Статья -
Кон доказывает, что крайние христианские секты Англии эпохи Кромвеля — квакеры, левеллеры и рантеры (Ranters) — представляли собой возрождение ереси «Братьев Святого Духа» (XIV в). Разумеется, это вовсе не было сознательное возвращение к прошлому; подвижники семнадцатого столетия самостоятельно пришли к пантеистическим воззрениям, в которых трудно не заметить упрощенную версию философского пантеизма, построенного вскоре Спинозой. Уинстэнли, вероятно, вообще не верил в трансцендентного Бога, хотя, как и другие радикалы, весьма неохотно выражал свою веру в точных определениях. Ни в одной из перечисленных революционных сект никто не считал, что обязан своим спасением самопожертвованию исторического Иисуса. Для них важен был тот Христос, который незримо присутствовал в каждом члене общины и практически ничем не отличался от Святого Духа. Все секты единодушно сходились в том, что главным средством сближения с Богом является пророчество, а прямое наитие «от Духа» выше всех официальных вероучений. Фокс призывал своих квакеров ожидать Господа в безмолвии — это очень напоминает греческий исихазм или via negativa средневековых философов. Давняя идея Троичного Бога рушилась, ведь имманентное божественное присутствие нельзя было разделить на три Лица. Основной чертой сектантских воззрений была Единственность, отражавшаяся в сплоченности и равенстве многочисленных общин. Как и «Братья», некоторые рантеры считали себя божественными; кое-кто даже объявлял себя Христом или новым вочеловечением Господним. Сектанты, как мессии, проповедовали революционные идеи и предрекали новый мировой порядок. В своем полемическом сочинении «Омертвение, или Перечень и разоблачение многих заблуждений, ересей, богохульств и предосудительных занятий сектантов нашего времени» (1640 г.) пресвитерианский критик Томас Эдвардc очертил верования рантеров следующим образом:
Всякая тварь в первые дни сотворения была Бог, и всякое создание есть Бог, любая тварь живущая и дышащая — истечение от Бога, и к Нему вернется вновь, и поглощена будет в Нем, словно капля в море. […] Кто крещен Святым Духом, тому ведомо всё, равно как Богу всё ведомо, и сие — полная загадка. […] И что если человек по духу своему знает, что пребывает в благодати, то даже когда совершает злодейство или пьянствует, Господь не видит на нем греха. […] Вся земля — Святые, и должна быть община праведных, и Святые должны получить долю от земель и поместий дворян и им подобных.[39]
Рантеров, как и Спинозу, обвиняли в атеизме. Исповедуя идею свободы, они умышленно нарушали христианские запреты и кощунственно заявляли, что между Богом и человеком нет различий. Далеко не каждый человек мог постичь научные абстракции Канта или Спинозы, однако в самовозвеличении рантеров и «внутреннем свете» квакеров легко разглядеть мечты того же рода, какими воодушевлялись столетие спустя французские революционеры, усадившие на высший престол своего пантеона Богиню Разума.

Цель -
Назовите все секты Англии времен Кромвеля, которые статья называет крайними христианскими. Данные для работы со статьей не понадобятся.

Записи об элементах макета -
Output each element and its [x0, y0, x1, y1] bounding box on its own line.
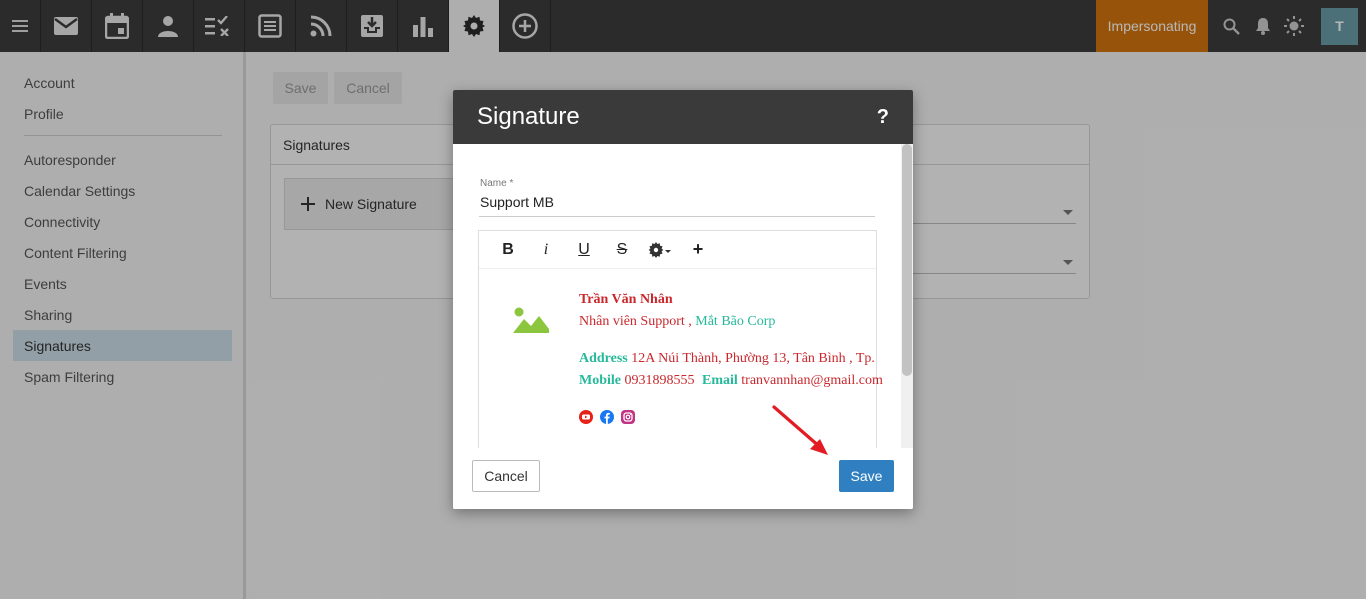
instagram-icon[interactable] [621, 410, 635, 424]
underline-button[interactable]: U [565, 235, 603, 265]
dialog-header: Signature ? [453, 90, 913, 144]
signature-mobile-value: 0931898555 [624, 373, 695, 388]
scrollbar-thumb[interactable] [902, 144, 912, 376]
name-input[interactable]: Support MB [480, 194, 554, 210]
signature-person-name: Trần Văn Nhân [579, 292, 673, 307]
format-options-button[interactable] [641, 235, 679, 265]
dialog-save-button[interactable]: Save [839, 460, 894, 492]
bold-button[interactable]: B [489, 235, 527, 265]
dialog-cancel-button[interactable]: Cancel [472, 460, 540, 492]
signature-address-label: Address [579, 351, 628, 366]
strikethrough-button[interactable]: S [603, 235, 641, 265]
annotation-arrow-icon [772, 405, 828, 455]
signature-dialog: Signature ? Name * Support MB B i U S + … [453, 90, 913, 509]
name-input-underline [479, 216, 875, 217]
social-icons [579, 410, 635, 424]
facebook-icon[interactable] [600, 410, 614, 424]
signature-email-value: tranvannhan@gmail.com [741, 373, 883, 388]
signature-contact-line: Mobile 0931898555 Email tranvannhan@gmai… [579, 373, 883, 389]
gear-dropdown-icon [648, 241, 671, 258]
dialog-footer: Cancel Save [453, 448, 913, 509]
dialog-title: Signature [477, 103, 580, 130]
image-placeholder-icon [513, 307, 549, 333]
signature-company: Mắt Bão Corp [695, 314, 776, 329]
signature-address-line: Address 12A Núi Thành, Phường 13, Tân Bì… [579, 351, 875, 367]
youtube-icon[interactable] [579, 410, 593, 424]
signature-email-label: Email [702, 373, 738, 388]
signature-role-line: Nhân viên Support , Mắt Bão Corp [579, 314, 775, 330]
dialog-body: Name * Support MB B i U S + Trần Văn Nhâ… [453, 144, 913, 448]
signature-role: Nhân viên Support , [579, 314, 692, 329]
editor-toolbar: B i U S + [479, 231, 876, 269]
italic-button[interactable]: i [527, 235, 565, 265]
signature-address-value: 12A Núi Thành, Phường 13, Tân Bình , Tp. [631, 351, 875, 366]
dialog-scrollbar[interactable] [901, 144, 913, 448]
help-button[interactable]: ? [877, 106, 889, 129]
name-field-label: Name * [480, 178, 514, 189]
insert-button[interactable]: + [679, 235, 717, 265]
signature-mobile-label: Mobile [579, 373, 621, 388]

Правильный ответ -
Квакеры, левеллеры и рантеры.